--- begin ---

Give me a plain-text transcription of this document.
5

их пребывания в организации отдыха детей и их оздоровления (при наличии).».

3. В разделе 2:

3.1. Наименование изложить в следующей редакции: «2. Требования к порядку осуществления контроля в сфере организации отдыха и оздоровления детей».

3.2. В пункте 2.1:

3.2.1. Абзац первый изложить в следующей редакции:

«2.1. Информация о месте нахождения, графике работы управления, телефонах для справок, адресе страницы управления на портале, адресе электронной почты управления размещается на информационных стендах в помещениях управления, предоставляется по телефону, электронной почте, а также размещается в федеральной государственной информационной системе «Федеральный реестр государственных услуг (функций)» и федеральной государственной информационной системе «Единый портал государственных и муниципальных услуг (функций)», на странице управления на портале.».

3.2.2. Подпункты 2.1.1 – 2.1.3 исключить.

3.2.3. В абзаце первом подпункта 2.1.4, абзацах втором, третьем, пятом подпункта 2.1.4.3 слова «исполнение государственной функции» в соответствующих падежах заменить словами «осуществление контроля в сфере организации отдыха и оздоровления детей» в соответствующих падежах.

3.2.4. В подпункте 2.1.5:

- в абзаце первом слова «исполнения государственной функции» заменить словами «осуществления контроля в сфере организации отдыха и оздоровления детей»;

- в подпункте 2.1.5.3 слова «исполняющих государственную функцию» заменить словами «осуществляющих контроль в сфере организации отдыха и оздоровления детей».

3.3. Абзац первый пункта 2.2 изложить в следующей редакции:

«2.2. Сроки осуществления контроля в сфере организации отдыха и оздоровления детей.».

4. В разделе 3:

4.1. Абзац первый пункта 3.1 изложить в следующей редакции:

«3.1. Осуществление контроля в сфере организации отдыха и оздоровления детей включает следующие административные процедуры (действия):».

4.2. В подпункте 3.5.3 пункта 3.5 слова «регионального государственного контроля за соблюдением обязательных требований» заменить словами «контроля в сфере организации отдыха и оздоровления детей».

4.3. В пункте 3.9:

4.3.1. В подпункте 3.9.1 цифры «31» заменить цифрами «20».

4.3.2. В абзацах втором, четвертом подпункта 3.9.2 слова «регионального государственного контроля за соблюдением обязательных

--- end ---

→ **GOAL**:
Using the listing above, list every line in which the string "абзаце" occurs.

→ **WRITTEN ANSWER**:
3.2.3. В абзаце первом подпункта 2.1.4, абзацах втором, третьем, пятом подпункта 2.1.4.3 слова «исполнение государственной функции» в соответствующих падежах заменить словами «осуществление контроля в сфере организации отдыха и оздоровления детей» в соответствующих падежах.
- в абзаце первом слова «исполнения государственной функции» заменить словами «осуществления контроля в сфере организации отдыха и оздоровления детей»;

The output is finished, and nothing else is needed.